Prompt ▸
Look through the lines below and extract each one that contains "ВРАЧА".

-- START OF Records supplied --

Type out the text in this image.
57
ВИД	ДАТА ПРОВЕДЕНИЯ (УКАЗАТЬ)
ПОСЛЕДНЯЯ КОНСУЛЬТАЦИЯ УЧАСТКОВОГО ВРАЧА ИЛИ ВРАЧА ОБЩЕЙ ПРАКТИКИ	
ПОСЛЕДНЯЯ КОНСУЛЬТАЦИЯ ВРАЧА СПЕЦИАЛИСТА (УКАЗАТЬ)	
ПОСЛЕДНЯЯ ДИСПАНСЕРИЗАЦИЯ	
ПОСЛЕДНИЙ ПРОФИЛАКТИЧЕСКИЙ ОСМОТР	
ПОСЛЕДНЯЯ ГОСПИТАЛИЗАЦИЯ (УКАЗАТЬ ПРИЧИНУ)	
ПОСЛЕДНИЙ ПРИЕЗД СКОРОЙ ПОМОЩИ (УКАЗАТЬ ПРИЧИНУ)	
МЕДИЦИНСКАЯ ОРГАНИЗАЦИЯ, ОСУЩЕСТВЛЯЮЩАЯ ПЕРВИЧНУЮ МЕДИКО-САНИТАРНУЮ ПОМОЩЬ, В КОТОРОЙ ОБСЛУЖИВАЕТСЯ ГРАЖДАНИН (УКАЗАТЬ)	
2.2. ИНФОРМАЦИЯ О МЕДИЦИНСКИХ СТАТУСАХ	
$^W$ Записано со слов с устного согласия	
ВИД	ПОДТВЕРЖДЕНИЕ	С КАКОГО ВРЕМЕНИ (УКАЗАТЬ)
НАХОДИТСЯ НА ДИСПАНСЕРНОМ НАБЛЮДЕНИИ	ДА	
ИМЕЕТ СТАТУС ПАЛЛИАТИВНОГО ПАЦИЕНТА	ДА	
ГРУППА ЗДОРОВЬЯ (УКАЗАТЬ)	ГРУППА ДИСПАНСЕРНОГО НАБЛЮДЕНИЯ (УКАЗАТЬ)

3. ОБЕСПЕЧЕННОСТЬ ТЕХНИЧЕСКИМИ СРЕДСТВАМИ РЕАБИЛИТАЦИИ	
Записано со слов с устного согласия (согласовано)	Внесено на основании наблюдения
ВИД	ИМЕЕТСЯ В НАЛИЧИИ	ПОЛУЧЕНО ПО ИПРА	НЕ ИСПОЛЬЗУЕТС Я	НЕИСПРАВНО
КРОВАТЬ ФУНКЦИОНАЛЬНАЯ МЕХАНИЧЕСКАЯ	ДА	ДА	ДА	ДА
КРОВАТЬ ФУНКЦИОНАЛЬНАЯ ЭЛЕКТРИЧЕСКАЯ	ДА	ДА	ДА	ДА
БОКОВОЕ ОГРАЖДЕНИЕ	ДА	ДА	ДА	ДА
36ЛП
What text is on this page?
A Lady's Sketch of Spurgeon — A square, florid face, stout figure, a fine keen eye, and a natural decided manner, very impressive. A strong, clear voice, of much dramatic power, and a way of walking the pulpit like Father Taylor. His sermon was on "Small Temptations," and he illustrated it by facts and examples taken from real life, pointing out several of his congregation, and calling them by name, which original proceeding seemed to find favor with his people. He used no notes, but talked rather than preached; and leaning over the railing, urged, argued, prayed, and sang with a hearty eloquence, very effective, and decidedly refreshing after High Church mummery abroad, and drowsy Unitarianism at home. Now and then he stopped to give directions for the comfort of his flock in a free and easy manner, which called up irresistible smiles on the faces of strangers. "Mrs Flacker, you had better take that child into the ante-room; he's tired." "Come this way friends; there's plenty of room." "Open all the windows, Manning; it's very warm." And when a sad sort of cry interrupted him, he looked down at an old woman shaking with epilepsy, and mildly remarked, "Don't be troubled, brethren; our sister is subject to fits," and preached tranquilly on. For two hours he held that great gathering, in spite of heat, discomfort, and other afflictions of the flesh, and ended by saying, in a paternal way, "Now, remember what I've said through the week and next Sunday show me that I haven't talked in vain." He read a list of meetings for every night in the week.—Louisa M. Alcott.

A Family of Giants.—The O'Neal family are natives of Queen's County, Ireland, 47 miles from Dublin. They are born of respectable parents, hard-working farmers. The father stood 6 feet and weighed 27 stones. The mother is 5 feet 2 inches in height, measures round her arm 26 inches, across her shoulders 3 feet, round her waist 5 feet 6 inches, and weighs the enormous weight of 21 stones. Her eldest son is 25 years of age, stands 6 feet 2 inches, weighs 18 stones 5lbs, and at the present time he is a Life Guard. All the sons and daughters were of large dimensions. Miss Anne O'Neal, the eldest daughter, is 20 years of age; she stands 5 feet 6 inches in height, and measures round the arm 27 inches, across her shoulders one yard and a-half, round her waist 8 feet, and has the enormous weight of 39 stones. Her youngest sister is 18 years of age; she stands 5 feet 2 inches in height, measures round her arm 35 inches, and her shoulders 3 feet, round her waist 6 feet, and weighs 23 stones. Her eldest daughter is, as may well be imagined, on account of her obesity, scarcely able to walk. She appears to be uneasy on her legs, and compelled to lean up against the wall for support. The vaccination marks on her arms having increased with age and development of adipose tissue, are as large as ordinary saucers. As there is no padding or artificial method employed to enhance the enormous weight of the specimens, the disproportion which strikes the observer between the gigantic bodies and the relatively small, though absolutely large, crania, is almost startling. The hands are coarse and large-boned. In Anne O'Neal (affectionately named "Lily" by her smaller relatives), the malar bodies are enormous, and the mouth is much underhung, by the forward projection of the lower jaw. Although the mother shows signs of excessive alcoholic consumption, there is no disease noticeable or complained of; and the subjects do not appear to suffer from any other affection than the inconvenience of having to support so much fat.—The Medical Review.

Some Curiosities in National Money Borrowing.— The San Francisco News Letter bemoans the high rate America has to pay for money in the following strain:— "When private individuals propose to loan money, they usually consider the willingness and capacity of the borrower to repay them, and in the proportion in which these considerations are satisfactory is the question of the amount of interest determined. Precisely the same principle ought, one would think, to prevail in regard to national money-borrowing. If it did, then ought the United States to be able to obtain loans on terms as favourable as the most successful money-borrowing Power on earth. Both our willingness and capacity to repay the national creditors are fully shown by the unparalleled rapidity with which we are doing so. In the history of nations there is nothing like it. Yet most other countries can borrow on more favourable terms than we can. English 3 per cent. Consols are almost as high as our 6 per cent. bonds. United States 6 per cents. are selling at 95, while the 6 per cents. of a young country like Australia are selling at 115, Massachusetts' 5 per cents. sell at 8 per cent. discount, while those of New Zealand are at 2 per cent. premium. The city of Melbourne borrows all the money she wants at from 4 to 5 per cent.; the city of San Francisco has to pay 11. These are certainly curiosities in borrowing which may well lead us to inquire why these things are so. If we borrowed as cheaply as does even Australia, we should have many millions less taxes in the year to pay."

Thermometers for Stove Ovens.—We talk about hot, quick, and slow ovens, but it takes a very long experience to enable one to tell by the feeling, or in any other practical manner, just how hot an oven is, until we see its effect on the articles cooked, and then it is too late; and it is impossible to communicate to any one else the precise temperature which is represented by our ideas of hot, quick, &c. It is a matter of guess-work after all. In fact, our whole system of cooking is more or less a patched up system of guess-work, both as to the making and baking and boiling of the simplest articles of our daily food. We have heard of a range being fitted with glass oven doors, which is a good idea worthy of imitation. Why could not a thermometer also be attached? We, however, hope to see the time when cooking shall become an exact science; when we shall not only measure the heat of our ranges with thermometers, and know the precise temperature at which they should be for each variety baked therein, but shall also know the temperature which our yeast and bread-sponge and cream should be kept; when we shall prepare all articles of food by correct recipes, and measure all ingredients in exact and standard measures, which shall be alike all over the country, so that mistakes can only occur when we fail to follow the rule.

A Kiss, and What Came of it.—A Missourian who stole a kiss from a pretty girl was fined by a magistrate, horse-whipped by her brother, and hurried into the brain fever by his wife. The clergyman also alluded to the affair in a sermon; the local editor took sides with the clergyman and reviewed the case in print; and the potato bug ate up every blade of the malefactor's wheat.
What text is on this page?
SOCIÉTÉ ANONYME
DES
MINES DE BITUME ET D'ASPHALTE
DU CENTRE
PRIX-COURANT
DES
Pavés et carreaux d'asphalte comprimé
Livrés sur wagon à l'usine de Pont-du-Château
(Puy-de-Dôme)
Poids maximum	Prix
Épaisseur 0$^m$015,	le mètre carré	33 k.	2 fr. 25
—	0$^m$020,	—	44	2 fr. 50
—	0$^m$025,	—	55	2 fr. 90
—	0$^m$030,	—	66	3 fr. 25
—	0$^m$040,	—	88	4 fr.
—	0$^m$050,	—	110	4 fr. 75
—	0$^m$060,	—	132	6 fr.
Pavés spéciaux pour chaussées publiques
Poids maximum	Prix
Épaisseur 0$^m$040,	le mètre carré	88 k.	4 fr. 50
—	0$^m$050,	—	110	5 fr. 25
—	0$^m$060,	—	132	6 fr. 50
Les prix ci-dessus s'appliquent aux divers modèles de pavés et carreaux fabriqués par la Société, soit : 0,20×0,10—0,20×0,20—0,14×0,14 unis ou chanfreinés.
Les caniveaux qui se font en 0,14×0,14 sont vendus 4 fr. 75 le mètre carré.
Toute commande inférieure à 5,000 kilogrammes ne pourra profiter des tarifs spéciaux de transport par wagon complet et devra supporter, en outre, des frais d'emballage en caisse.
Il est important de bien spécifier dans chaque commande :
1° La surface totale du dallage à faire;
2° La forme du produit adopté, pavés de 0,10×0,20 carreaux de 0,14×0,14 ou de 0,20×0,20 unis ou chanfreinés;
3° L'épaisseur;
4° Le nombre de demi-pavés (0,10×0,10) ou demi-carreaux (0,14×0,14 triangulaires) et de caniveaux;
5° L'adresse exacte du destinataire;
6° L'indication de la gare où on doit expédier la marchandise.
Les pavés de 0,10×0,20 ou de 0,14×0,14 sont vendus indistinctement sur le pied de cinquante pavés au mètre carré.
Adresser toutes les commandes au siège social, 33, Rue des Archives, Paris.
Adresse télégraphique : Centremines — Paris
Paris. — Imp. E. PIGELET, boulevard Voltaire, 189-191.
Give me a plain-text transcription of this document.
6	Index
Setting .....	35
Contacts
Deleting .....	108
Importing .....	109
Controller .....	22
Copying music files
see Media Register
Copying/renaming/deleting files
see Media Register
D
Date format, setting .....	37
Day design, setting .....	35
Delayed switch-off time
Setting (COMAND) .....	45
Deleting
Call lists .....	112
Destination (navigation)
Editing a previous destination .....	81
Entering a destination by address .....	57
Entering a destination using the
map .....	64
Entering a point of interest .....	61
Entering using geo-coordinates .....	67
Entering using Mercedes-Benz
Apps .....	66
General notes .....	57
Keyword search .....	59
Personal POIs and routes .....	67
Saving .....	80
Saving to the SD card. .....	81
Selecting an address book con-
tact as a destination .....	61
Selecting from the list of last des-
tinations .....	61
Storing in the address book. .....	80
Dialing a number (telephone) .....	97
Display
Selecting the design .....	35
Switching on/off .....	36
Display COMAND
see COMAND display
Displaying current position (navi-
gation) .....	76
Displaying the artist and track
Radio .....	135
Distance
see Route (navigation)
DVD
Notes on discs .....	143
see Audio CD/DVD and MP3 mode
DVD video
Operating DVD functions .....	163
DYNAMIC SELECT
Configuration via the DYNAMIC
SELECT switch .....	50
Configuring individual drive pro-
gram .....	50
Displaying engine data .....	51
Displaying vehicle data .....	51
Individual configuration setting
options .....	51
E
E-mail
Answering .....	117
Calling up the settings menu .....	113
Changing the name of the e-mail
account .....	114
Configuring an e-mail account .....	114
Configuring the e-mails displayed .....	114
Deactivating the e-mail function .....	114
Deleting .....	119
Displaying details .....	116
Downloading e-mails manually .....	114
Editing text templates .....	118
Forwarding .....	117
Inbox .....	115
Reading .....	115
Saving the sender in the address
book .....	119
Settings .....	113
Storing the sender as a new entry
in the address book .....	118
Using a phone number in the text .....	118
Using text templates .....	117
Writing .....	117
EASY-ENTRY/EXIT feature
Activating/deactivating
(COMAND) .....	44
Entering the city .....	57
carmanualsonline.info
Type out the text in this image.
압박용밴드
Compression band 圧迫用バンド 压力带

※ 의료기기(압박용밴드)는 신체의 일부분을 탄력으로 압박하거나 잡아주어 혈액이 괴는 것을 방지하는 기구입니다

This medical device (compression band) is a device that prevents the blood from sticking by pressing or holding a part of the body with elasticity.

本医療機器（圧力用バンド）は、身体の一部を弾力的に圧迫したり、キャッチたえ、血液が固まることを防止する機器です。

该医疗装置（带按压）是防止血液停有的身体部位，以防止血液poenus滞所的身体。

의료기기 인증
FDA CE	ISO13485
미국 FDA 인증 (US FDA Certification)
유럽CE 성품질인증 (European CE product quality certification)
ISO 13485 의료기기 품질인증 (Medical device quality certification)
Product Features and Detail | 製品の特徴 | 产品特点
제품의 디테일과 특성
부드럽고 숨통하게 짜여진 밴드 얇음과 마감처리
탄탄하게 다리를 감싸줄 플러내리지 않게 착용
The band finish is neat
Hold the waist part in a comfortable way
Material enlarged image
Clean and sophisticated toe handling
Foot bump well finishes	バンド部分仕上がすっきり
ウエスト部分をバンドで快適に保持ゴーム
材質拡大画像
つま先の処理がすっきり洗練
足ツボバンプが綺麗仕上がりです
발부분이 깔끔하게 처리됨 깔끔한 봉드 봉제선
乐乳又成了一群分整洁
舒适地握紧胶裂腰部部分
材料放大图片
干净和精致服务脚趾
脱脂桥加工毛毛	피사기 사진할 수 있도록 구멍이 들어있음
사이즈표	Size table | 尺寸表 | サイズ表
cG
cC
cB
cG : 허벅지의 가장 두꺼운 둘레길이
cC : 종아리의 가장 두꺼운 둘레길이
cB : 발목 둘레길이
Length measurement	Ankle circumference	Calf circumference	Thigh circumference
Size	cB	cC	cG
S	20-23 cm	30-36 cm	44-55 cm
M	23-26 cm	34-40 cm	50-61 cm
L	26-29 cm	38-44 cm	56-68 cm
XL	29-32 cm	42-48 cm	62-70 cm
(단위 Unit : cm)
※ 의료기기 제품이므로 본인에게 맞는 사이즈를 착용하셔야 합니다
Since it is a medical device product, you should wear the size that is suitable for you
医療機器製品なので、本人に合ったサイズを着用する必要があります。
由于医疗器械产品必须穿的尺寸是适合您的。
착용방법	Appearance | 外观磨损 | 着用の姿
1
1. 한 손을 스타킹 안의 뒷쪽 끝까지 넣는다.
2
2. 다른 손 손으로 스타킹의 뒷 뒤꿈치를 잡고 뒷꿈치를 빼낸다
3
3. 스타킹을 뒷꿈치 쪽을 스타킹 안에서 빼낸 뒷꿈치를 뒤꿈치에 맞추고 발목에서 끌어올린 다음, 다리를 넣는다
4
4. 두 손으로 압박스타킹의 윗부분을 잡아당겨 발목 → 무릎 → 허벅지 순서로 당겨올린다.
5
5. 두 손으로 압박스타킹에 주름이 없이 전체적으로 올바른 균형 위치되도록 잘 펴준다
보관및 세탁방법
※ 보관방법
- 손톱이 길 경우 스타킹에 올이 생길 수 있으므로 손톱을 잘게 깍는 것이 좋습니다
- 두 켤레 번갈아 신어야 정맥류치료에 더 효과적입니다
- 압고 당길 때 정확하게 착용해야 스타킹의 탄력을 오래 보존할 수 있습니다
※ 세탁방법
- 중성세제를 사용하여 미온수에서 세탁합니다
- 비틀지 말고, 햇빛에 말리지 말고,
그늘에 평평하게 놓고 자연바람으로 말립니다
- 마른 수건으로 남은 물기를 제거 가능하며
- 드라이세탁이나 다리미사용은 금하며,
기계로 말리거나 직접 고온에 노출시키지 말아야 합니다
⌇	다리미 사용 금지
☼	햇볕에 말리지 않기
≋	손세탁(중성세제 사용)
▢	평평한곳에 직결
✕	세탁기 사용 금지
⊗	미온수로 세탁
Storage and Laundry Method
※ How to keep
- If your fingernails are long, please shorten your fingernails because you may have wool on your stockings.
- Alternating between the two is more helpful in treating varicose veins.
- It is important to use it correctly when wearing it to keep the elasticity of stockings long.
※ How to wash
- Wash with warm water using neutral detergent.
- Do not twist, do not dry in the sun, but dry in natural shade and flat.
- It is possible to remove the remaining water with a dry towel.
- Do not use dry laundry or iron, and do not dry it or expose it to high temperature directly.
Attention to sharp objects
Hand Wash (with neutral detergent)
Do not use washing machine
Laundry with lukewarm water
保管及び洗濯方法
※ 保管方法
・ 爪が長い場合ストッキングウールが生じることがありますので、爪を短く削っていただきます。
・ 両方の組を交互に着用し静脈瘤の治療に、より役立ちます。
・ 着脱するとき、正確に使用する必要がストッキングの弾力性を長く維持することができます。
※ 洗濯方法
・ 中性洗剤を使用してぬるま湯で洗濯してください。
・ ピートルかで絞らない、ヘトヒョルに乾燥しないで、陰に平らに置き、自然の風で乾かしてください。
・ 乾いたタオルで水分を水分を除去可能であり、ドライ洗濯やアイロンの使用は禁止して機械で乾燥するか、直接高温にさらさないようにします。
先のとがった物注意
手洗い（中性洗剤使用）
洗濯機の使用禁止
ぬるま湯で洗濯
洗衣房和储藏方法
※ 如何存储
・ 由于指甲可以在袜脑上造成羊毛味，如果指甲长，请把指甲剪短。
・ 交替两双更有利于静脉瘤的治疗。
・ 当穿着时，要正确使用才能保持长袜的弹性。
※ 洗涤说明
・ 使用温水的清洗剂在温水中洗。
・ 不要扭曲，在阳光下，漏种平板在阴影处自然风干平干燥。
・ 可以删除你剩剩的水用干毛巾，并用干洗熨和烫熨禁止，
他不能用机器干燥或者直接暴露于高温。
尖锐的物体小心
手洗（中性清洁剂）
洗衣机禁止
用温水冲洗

-- END OF Records supplied --

Solution for this exercise ▸
ПОСЛЕДНЯЯ КОНСУЛЬТАЦИЯ УЧАСТКОВОГО ВРАЧА ИЛИ ВРАЧА ОБЩЕЙ ПРАКТИКИ	
ПОСЛЕДНЯЯ КОНСУЛЬТАЦИЯ ВРАЧА СПЕЦИАЛИСТА (УКАЗАТЬ)	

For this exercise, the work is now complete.